» **TASK DETAILS**:
Write out each line in which the string "Values" is present.

» **EXCERPTED DATA**:
____________

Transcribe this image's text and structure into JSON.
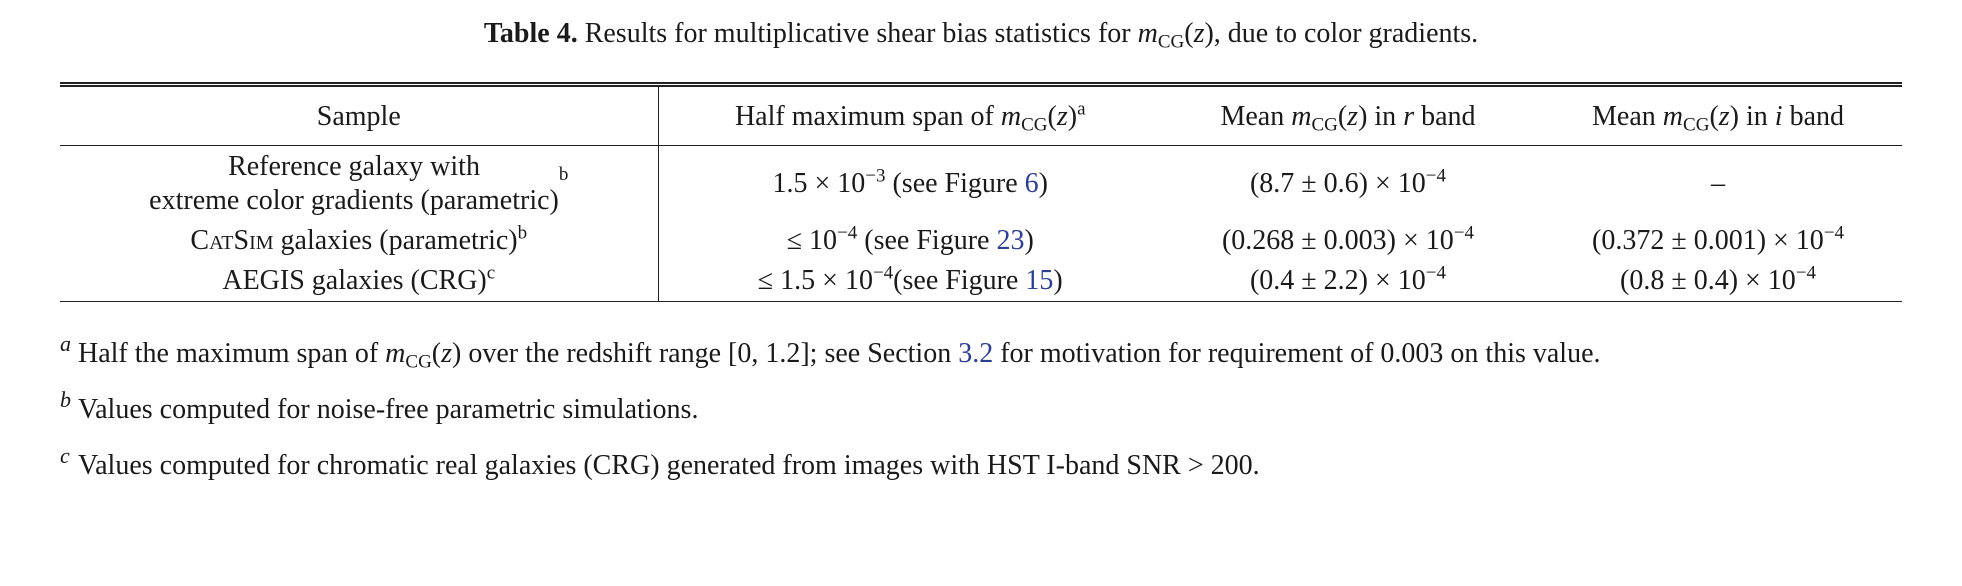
{
  "caption": [
    {
      "text": "Table 4.",
      "style": "bold"
    },
    {
      "text": " Results for multiplicative shear bias statistics for "
    },
    {
      "text": "m",
      "style": "it"
    },
    {
      "text": "CG",
      "style": "sub"
    },
    {
      "text": "("
    },
    {
      "text": "z",
      "style": "it"
    },
    {
      "text": "), due to color gradients."
    }
  ],
  "table": {
    "header": [
      [
        {
          "text": "Sample"
        }
      ],
      [
        {
          "text": "Half maximum span of "
        },
        {
          "text": "m",
          "style": "it"
        },
        {
          "text": "CG",
          "style": "sub"
        },
        {
          "text": "("
        },
        {
          "text": "z",
          "style": "it"
        },
        {
          "text": ")"
        },
        {
          "text": "a",
          "style": "sup"
        }
      ],
      [
        {
          "text": "Mean "
        },
        {
          "text": "m",
          "style": "it"
        },
        {
          "text": "CG",
          "style": "sub"
        },
        {
          "text": "("
        },
        {
          "text": "z",
          "style": "it"
        },
        {
          "text": ") in "
        },
        {
          "text": "r",
          "style": "it"
        },
        {
          "text": " band"
        }
      ],
      [
        {
          "text": "Mean "
        },
        {
          "text": "m",
          "style": "it"
        },
        {
          "text": "CG",
          "style": "sub"
        },
        {
          "text": "("
        },
        {
          "text": "z",
          "style": "it"
        },
        {
          "text": ") in "
        },
        {
          "text": "i",
          "style": "it"
        },
        {
          "text": " band"
        }
      ]
    ],
    "rows": [
      [
        [
          {
            "text": "Reference galaxy with",
            "style": "block"
          },
          {
            "text": "extreme color gradients (parametric)",
            "style": "block"
          },
          {
            "text": "b",
            "style": "sup"
          }
        ],
        [
          {
            "text": "1.5 × 10"
          },
          {
            "text": "−3",
            "style": "sup"
          },
          {
            "text": " (see Figure "
          },
          {
            "text": "6",
            "style": "link"
          },
          {
            "text": ")"
          }
        ],
        [
          {
            "text": "(8.7 ± 0.6) × 10"
          },
          {
            "text": "−4",
            "style": "sup"
          }
        ],
        [
          {
            "text": "–"
          }
        ]
      ],
      [
        [
          {
            "text": "CatSim",
            "style": "sc"
          },
          {
            "text": " galaxies (parametric)"
          },
          {
            "text": "b",
            "style": "sup"
          }
        ],
        [
          {
            "text": "≤ 10"
          },
          {
            "text": "−4",
            "style": "sup"
          },
          {
            "text": " (see Figure "
          },
          {
            "text": "23",
            "style": "link"
          },
          {
            "text": ")"
          }
        ],
        [
          {
            "text": "(0.268 ± 0.003) × 10"
          },
          {
            "text": "−4",
            "style": "sup"
          }
        ],
        [
          {
            "text": "(0.372 ± 0.001) × 10"
          },
          {
            "text": "−4",
            "style": "sup"
          }
        ]
      ],
      [
        [
          {
            "text": "AEGIS galaxies (CRG)"
          },
          {
            "text": "c",
            "style": "sup"
          }
        ],
        [
          {
            "text": "≤ 1.5 × 10"
          },
          {
            "text": "−4",
            "style": "sup"
          },
          {
            "text": "(see Figure "
          },
          {
            "text": "15",
            "style": "link"
          },
          {
            "text": ")"
          }
        ],
        [
          {
            "text": "(0.4 ± 2.2) × 10"
          },
          {
            "text": "−4",
            "style": "sup"
          }
        ],
        [
          {
            "text": "(0.8 ± 0.4) × 10"
          },
          {
            "text": "−4",
            "style": "sup"
          }
        ]
      ]
    ]
  },
  "notes": [
    {
      "mark": "a",
      "text": [
        {
          "text": "Half the maximum span of "
        },
        {
          "text": "m",
          "style": "it"
        },
        {
          "text": "CG",
          "style": "sub"
        },
        {
          "text": "("
        },
        {
          "text": "z",
          "style": "it"
        },
        {
          "text": ") over the redshift range [0, 1.2]; see Section "
        },
        {
          "text": "3.2",
          "style": "link"
        },
        {
          "text": " for motivation for requirement of 0.003 on this value."
        }
      ]
    },
    {
      "mark": "b",
      "text": [
        {
          "text": "Values computed for noise-free parametric simulations."
        }
      ]
    },
    {
      "mark": "c",
      "text": [
        {
          "text": "Values computed for chromatic real galaxies (CRG) generated from images with HST I-band SNR > 200."
        }
      ]
    }
  ]
}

____________

» **EXERCISE OUTPUT**:
          "text": "Values computed for noise-free parametric simulations."
          "text": "Values computed for chromatic real galaxies (CRG) generated from images with HST I-band SNR > 200."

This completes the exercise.